Show all lines that include the string "bathroom"; copy each one.

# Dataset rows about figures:

+ + + + + + +

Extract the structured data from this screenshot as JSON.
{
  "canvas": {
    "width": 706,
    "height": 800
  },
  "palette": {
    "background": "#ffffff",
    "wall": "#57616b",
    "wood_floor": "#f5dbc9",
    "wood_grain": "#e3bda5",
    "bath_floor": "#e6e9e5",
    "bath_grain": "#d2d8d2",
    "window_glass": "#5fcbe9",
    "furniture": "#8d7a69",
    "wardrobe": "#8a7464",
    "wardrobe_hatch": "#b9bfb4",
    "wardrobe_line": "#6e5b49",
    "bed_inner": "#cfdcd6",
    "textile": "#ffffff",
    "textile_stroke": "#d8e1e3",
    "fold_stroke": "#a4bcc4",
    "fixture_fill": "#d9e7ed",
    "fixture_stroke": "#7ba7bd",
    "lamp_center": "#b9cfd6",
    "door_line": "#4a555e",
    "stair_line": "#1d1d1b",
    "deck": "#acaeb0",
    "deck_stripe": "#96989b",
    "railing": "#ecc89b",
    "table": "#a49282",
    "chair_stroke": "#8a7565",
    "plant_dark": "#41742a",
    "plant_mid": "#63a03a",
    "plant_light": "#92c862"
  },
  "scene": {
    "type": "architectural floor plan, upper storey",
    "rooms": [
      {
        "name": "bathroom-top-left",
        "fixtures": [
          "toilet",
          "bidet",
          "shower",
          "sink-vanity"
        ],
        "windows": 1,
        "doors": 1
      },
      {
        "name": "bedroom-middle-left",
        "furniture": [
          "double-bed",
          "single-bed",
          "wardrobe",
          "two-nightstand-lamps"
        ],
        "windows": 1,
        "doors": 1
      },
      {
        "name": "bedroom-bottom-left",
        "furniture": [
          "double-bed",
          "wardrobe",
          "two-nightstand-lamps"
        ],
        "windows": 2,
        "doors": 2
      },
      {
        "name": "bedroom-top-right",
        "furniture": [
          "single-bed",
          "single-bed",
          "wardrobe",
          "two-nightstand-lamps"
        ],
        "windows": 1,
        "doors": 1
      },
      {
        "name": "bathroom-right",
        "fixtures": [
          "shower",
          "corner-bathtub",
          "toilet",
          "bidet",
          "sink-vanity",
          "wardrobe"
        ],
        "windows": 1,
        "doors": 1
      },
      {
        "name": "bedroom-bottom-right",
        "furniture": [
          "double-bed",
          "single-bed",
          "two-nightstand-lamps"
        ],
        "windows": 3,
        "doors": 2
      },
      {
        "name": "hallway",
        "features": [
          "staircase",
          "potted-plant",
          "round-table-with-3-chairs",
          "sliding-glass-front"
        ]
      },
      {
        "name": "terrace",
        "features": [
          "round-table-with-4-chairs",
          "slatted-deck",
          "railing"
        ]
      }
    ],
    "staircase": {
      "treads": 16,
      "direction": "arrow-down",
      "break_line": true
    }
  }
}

+ + + + + + +

# Written solution:
        "name": "bathroom-top-left",
        "name": "bathroom-right",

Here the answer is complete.